Each line containing the word "leaflet" must be reported.

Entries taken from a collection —
-- begin --
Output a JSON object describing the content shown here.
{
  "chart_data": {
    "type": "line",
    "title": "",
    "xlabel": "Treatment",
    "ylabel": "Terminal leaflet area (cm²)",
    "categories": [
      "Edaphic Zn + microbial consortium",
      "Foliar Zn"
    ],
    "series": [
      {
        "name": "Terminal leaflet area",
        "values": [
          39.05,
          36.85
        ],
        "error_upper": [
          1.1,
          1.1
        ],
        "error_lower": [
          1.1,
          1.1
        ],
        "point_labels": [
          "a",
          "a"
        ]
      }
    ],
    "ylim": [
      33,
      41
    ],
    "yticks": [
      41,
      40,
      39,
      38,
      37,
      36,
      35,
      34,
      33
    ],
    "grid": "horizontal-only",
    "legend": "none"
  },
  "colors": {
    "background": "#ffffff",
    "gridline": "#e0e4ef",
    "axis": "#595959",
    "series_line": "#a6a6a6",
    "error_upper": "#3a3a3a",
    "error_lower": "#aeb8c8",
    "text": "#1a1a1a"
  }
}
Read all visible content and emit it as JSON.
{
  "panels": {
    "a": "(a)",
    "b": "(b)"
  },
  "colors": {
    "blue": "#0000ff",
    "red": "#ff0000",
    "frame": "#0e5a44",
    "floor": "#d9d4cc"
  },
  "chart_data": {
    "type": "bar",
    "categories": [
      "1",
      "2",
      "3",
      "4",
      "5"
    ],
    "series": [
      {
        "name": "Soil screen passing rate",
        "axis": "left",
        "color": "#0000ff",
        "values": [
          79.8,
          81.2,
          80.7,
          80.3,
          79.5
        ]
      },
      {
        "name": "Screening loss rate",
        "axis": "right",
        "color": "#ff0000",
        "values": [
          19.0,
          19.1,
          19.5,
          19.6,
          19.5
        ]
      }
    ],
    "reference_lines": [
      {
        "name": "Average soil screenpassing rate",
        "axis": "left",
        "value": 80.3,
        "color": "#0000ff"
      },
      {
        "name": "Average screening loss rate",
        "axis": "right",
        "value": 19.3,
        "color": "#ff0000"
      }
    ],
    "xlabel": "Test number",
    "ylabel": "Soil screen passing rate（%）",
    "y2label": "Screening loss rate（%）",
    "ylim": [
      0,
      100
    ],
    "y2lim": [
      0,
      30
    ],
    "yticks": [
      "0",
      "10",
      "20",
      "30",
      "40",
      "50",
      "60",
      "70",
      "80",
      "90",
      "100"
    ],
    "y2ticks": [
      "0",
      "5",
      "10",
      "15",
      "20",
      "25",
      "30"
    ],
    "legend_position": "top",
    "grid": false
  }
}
-- end --
IN RESPONSE —
    "ylabel": "Terminal leaflet area (cm²)",
        "name": "Terminal leaflet area",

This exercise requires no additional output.